WHAT YOU ARE ASKED TO DO: From the listing below, extract each entry exactly as written, minus the images.

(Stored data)
■ ■ ■ ■ ■ ■ ■
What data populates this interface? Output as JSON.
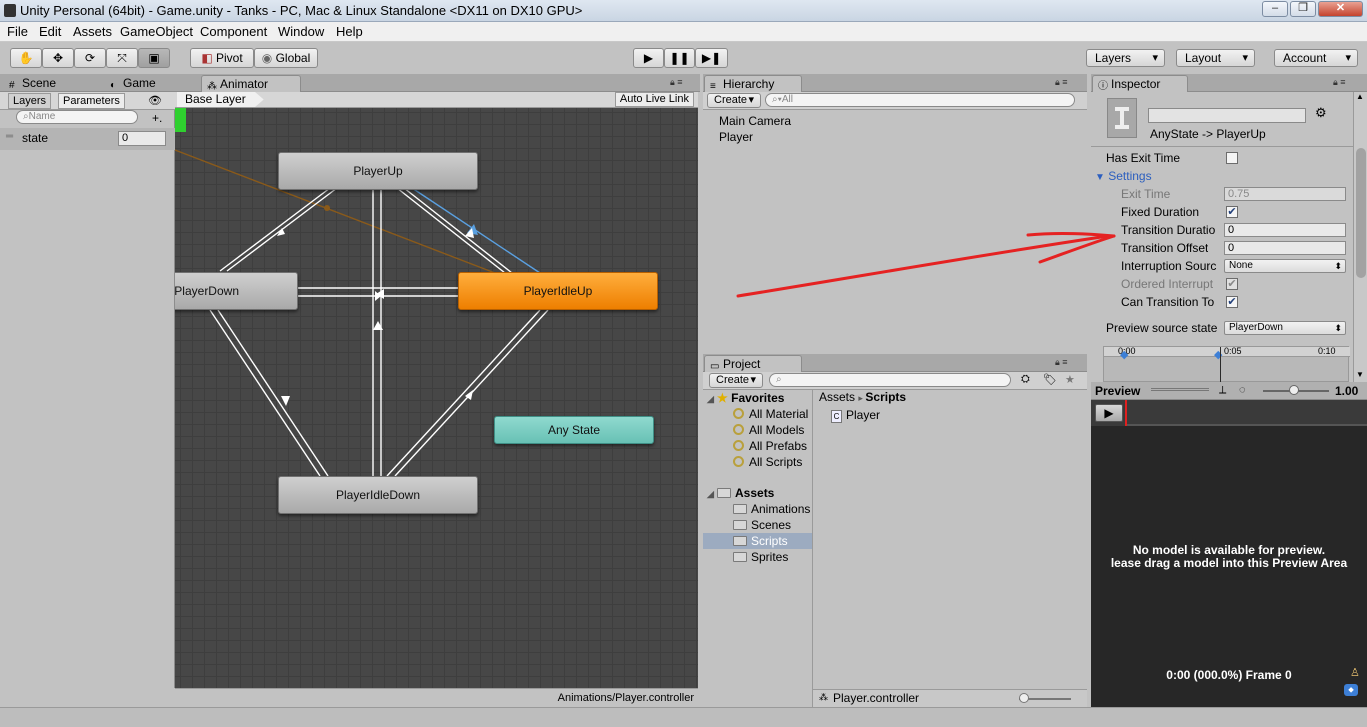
{
  "window": {
    "title": "Unity Personal (64bit) - Game.unity - Tanks - PC, Mac & Linux Standalone <DX11 on DX10 GPU>"
  },
  "menu": [
    "File",
    "Edit",
    "Assets",
    "GameObject",
    "Component",
    "Window",
    "Help"
  ],
  "toolbar": {
    "pivot": "Pivot",
    "global": "Global",
    "layers": "Layers",
    "layout": "Layout",
    "account": "Account"
  },
  "left_tabs": {
    "scene": "Scene",
    "game": "Game",
    "animator": "Animator"
  },
  "animator": {
    "subtabs": {
      "layers": "Layers",
      "parameters": "Parameters"
    },
    "search_placeholder": "Name",
    "param": {
      "name": "state",
      "value": "0"
    },
    "base_layer": "Base Layer",
    "auto_live_link": "Auto Live Link",
    "footer": "Animations/Player.controller",
    "states": {
      "up": "PlayerUp",
      "down": "PlayerDown",
      "idle_up": "PlayerIdleUp",
      "any": "Any State",
      "idle_down": "PlayerIdleDown"
    }
  },
  "hierarchy": {
    "tab": "Hierarchy",
    "create": "Create",
    "search": "All",
    "items": [
      "Main Camera",
      "Player"
    ]
  },
  "project": {
    "tab": "Project",
    "create": "Create",
    "favorites_label": "Favorites",
    "favorites": [
      "All Material",
      "All Models",
      "All Prefabs",
      "All Scripts"
    ],
    "assets_label": "Assets",
    "asset_folders": [
      "Animations",
      "Scenes",
      "Scripts",
      "Sprites"
    ],
    "breadcrumb": [
      "Assets",
      "Scripts"
    ],
    "files": [
      "Player"
    ],
    "selected_file": "Player.controller"
  },
  "inspector": {
    "tab": "Inspector",
    "transition_title": "AnyState -> PlayerUp",
    "has_exit_time": "Has Exit Time",
    "settings": "Settings",
    "exit_time": {
      "label": "Exit Time",
      "value": "0.75"
    },
    "fixed_duration": "Fixed Duration",
    "transition_duration": {
      "label": "Transition Duratio",
      "value": "0"
    },
    "transition_offset": {
      "label": "Transition Offset",
      "value": "0"
    },
    "interruption_source": {
      "label": "Interruption Sourc",
      "value": "None"
    },
    "ordered_interrupt": "Ordered Interrupt",
    "can_transition_to": "Can Transition To",
    "preview_source": {
      "label": "Preview source state",
      "value": "PlayerDown"
    },
    "timeline_ticks": [
      "0:00",
      "0:05",
      "0:10"
    ]
  },
  "preview": {
    "label": "Preview",
    "speed": "1.00",
    "msg1": "No model is available for preview.",
    "msg2": "lease drag a model into this Preview Area",
    "status": "0:00 (000.0%) Frame 0"
  },
  "colors": {
    "state_orange": "#f08a10",
    "any_state_teal": "#7ccdc2",
    "annotation_arrow": "#e02020"
  }
}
■ ■ ■ ■ ■ ■ ■
RESULT OF THE TASK:
What data populates this interface? Output as JSON.
{
  "window": {
    "title": "Unity Personal (64bit) - Game.unity - Tanks - PC, Mac & Linux Standalone <DX11 on DX10 GPU>"
  },
  "menu": [
    "File",
    "Edit",
    "Assets",
    "GameObject",
    "Component",
    "Window",
    "Help"
  ],
  "toolbar": {
    "pivot": "Pivot",
    "global": "Global",
    "layers": "Layers",
    "layout": "Layout",
    "account": "Account"
  },
  "left_tabs": {
    "scene": "Scene",
    "game": "Game",
    "animator": "Animator"
  },
  "animator": {
    "subtabs": {
      "layers": "Layers",
      "parameters": "Parameters"
    },
    "search_placeholder": "Name",
    "param": {
      "name": "state",
      "value": "0"
    },
    "base_layer": "Base Layer",
    "auto_live_link": "Auto Live Link",
    "footer": "Animations/Player.controller",
    "states": {
      "up": "PlayerUp",
      "down": "PlayerDown",
      "idle_up": "PlayerIdleUp",
      "any": "Any State",
      "idle_down": "PlayerIdleDown"
    }
  },
  "hierarchy": {
    "tab": "Hierarchy",
    "create": "Create",
    "search": "All",
    "items": [
      "Main Camera",
      "Player"
    ]
  },
  "project": {
    "tab": "Project",
    "create": "Create",
    "favorites_label": "Favorites",
    "favorites": [
      "All Material",
      "All Models",
      "All Prefabs",
      "All Scripts"
    ],
    "assets_label": "Assets",
    "asset_folders": [
      "Animations",
      "Scenes",
      "Scripts",
      "Sprites"
    ],
    "breadcrumb": [
      "Assets",
      "Scripts"
    ],
    "files": [
      "Player"
    ],
    "selected_file": "Player.controller"
  },
  "inspector": {
    "tab": "Inspector",
    "transition_title": "AnyState -> PlayerUp",
    "has_exit_time": "Has Exit Time",
    "settings": "Settings",
    "exit_time": {
      "label": "Exit Time",
      "value": "0.75"
    },
    "fixed_duration": "Fixed Duration",
    "transition_duration": {
      "label": "Transition Duratio",
      "value": "0"
    },
    "transition_offset": {
      "label": "Transition Offset",
      "value": "0"
    },
    "interruption_source": {
      "label": "Interruption Sourc",
      "value": "None"
    },
    "ordered_interrupt": "Ordered Interrupt",
    "can_transition_to": "Can Transition To",
    "preview_source": {
      "label": "Preview source state",
      "value": "PlayerDown"
    },
    "timeline_ticks": [
      "0:00",
      "0:05",
      "0:10"
    ]
  },
  "preview": {
    "label": "Preview",
    "speed": "1.00",
    "msg1": "No model is available for preview.",
    "msg2": "lease drag a model into this Preview Area",
    "status": "0:00 (000.0%) Frame 0"
  },
  "colors": {
    "state_orange": "#f08a10",
    "any_state_teal": "#7ccdc2",
    "annotation_arrow": "#e02020"
  }
}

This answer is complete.